------ SOURCE DATA
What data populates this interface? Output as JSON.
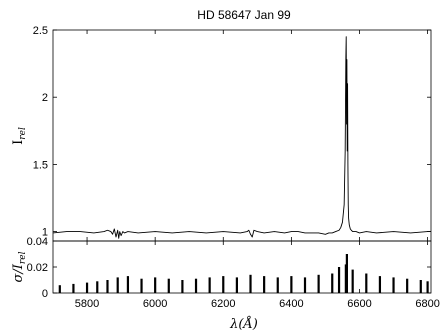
{
  "chart_data": [
    {
      "type": "line",
      "title": "HD 58647 Jan 99",
      "ylabel": "I",
      "ylabel_sub": "rel",
      "xlim": [
        5700,
        6810
      ],
      "ylim": [
        0.93,
        2.5
      ],
      "yticks": [
        1,
        1.5,
        2,
        2.5
      ],
      "ytick_labels": [
        "1",
        "1.5",
        "2",
        "2.5"
      ],
      "xticks": [
        5800,
        6000,
        6200,
        6400,
        6600,
        6800
      ],
      "series": [
        {
          "values_description": "relative intensity",
          "x": [
            5700,
            5740,
            5780,
            5820,
            5850,
            5860,
            5870,
            5875,
            5880,
            5885,
            5890,
            5893,
            5896,
            5900,
            5905,
            5910,
            5920,
            5950,
            6000,
            6050,
            6100,
            6150,
            6200,
            6250,
            6270,
            6275,
            6280,
            6285,
            6290,
            6300,
            6320,
            6350,
            6380,
            6400,
            6420,
            6440,
            6460,
            6480,
            6500,
            6510,
            6520,
            6530,
            6540,
            6545,
            6550,
            6555,
            6558,
            6560,
            6561,
            6562,
            6563,
            6564,
            6565,
            6566,
            6567,
            6568,
            6570,
            6573,
            6576,
            6580,
            6590,
            6600,
            6620,
            6650,
            6700,
            6750,
            6800,
            6810
          ],
          "y": [
            0.99,
            1.0,
            1.0,
            0.99,
            1.0,
            1.01,
            1.0,
            0.98,
            1.02,
            0.96,
            1.01,
            0.95,
            1.0,
            0.97,
            1.0,
            0.99,
            1.0,
            0.99,
            1.0,
            0.99,
            1.0,
            0.99,
            1.0,
            0.99,
            1.0,
            1.01,
            0.98,
            0.96,
            1.01,
            1.0,
            0.99,
            1.0,
            0.99,
            1.0,
            1.0,
            0.99,
            0.99,
            0.99,
            0.98,
            0.99,
            0.99,
            1.0,
            1.01,
            1.03,
            1.07,
            1.2,
            1.6,
            2.3,
            2.45,
            1.8,
            2.28,
            1.6,
            2.1,
            1.5,
            1.2,
            1.1,
            1.05,
            1.02,
            1.01,
            1.0,
            1.0,
            0.99,
            1.0,
            0.99,
            1.0,
            0.99,
            1.0,
            1.0
          ]
        }
      ]
    },
    {
      "type": "bar",
      "xlabel": "λ(Å)",
      "ylabel": "σ/I",
      "ylabel_sub": "rel",
      "xlim": [
        5700,
        6810
      ],
      "ylim": [
        0,
        0.04
      ],
      "yticks": [
        0,
        0.02,
        0.04
      ],
      "ytick_labels": [
        "0",
        "0.02",
        "0.04"
      ],
      "xticks": [
        5800,
        6000,
        6200,
        6400,
        6600,
        6800
      ],
      "xtick_labels": [
        "5800",
        "6000",
        "6200",
        "6400",
        "6600",
        "6800"
      ],
      "series": [
        {
          "values_description": "relative noise",
          "x": [
            5720,
            5760,
            5800,
            5830,
            5860,
            5890,
            5920,
            5960,
            6000,
            6040,
            6080,
            6120,
            6160,
            6200,
            6240,
            6280,
            6320,
            6360,
            6400,
            6440,
            6480,
            6520,
            6540,
            6560,
            6563,
            6580,
            6620,
            6660,
            6700,
            6740,
            6780,
            6800
          ],
          "y": [
            0.006,
            0.007,
            0.008,
            0.009,
            0.01,
            0.012,
            0.013,
            0.011,
            0.012,
            0.011,
            0.01,
            0.011,
            0.012,
            0.013,
            0.012,
            0.014,
            0.013,
            0.012,
            0.013,
            0.012,
            0.014,
            0.015,
            0.02,
            0.022,
            0.03,
            0.018,
            0.015,
            0.013,
            0.012,
            0.011,
            0.01,
            0.009
          ]
        }
      ]
    }
  ]
}
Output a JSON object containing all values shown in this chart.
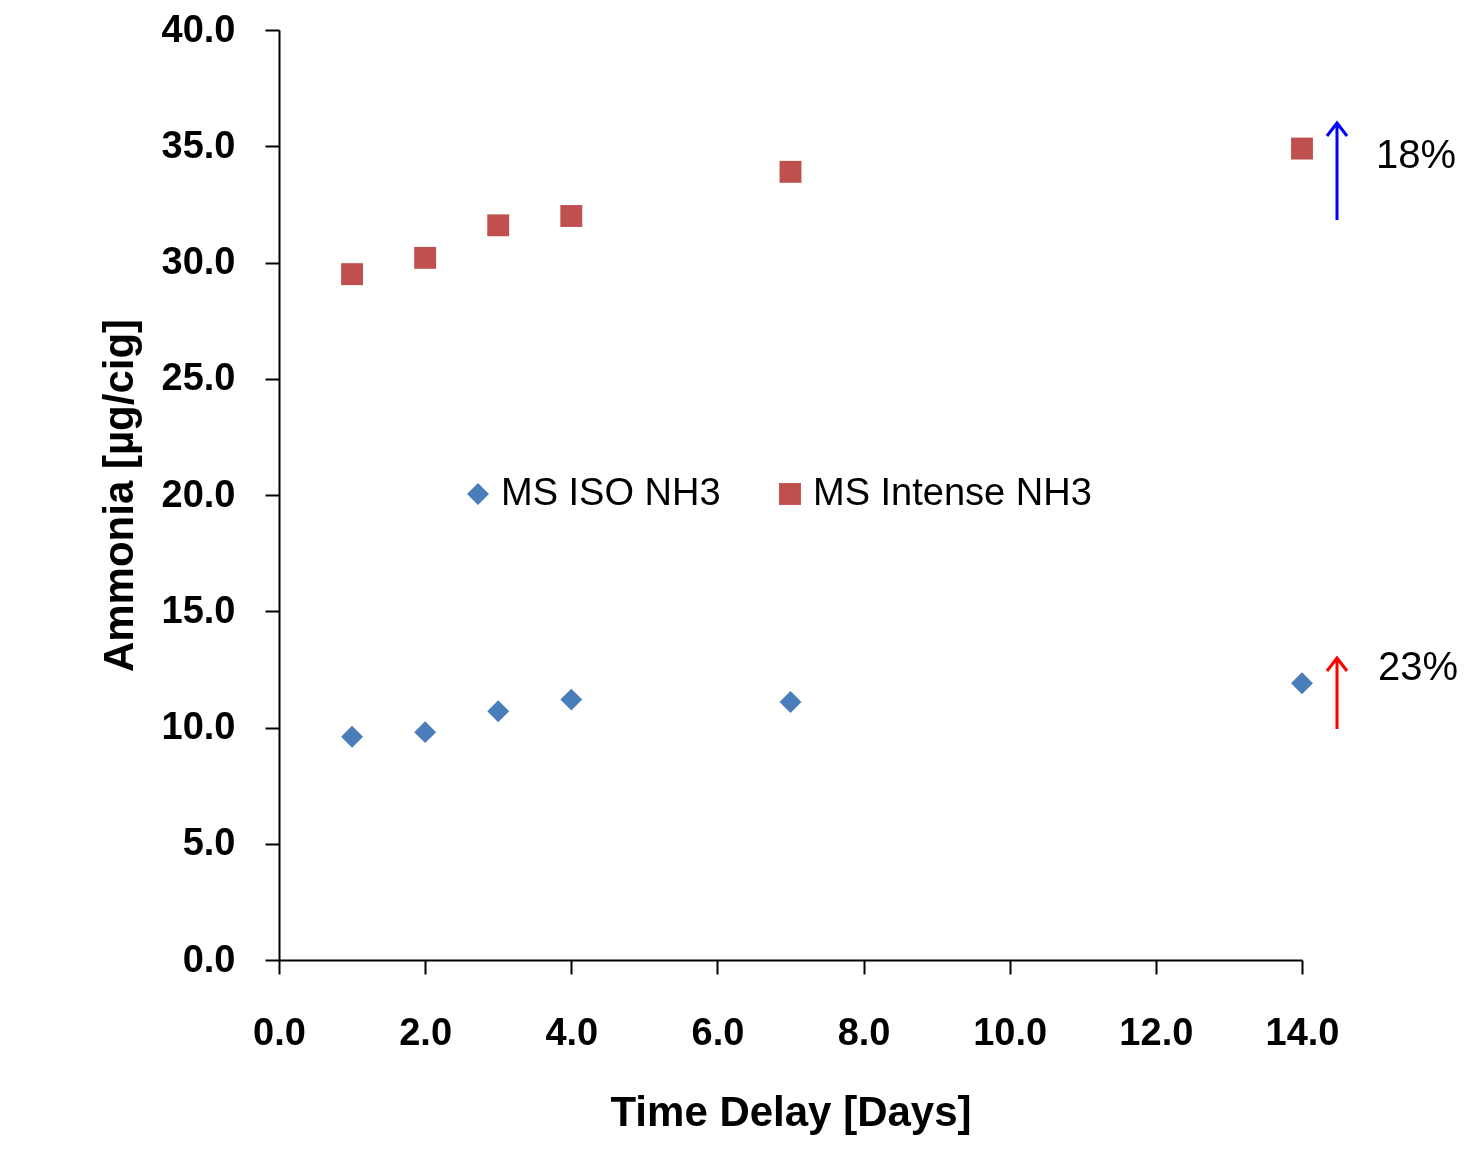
{
  "chart_data": {
    "type": "scatter",
    "xlabel": "Time Delay [Days]",
    "ylabel": "Ammonia [µg/cig]",
    "xlim": [
      0,
      14
    ],
    "xticks": [
      {
        "value": 0,
        "label": "0.0"
      },
      {
        "value": 2,
        "label": "2.0"
      },
      {
        "value": 4,
        "label": "4.0"
      },
      {
        "value": 6,
        "label": "6.0"
      },
      {
        "value": 8,
        "label": "8.0"
      },
      {
        "value": 10,
        "label": "10.0"
      },
      {
        "value": 12,
        "label": "12.0"
      },
      {
        "value": 14,
        "label": "14.0"
      }
    ],
    "ylim": [
      0,
      40
    ],
    "yticks": [
      {
        "value": 0,
        "label": "0.0"
      },
      {
        "value": 5,
        "label": "5.0"
      },
      {
        "value": 10,
        "label": "10.0"
      },
      {
        "value": 15,
        "label": "15.0"
      },
      {
        "value": 20,
        "label": "20.0"
      },
      {
        "value": 25,
        "label": "25.0"
      },
      {
        "value": 30,
        "label": "30.0"
      },
      {
        "value": 35,
        "label": "35.0"
      },
      {
        "value": 40,
        "label": "40.0"
      }
    ],
    "x": [
      1,
      2,
      3,
      4,
      7,
      14
    ],
    "series": [
      {
        "name": "MS ISO NH3",
        "color": "#4a7ebb",
        "marker": "diamond",
        "values": [
          9.6,
          9.8,
          10.7,
          11.2,
          11.1,
          11.9
        ]
      },
      {
        "name": "MS Intense NH3",
        "color": "#c0504d",
        "marker": "square",
        "values": [
          29.5,
          30.2,
          31.6,
          32.0,
          33.9,
          34.9
        ]
      }
    ],
    "legend": "center",
    "grid": false,
    "annotations": [
      "18%",
      "23%"
    ]
  }
}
------------
From the listing, copy every line where the string "Output" appears.

> _EXERCISE SOLUTION_
What data populates this interface? Output as JSON.
Output a JSON object containing all values shown in this chart.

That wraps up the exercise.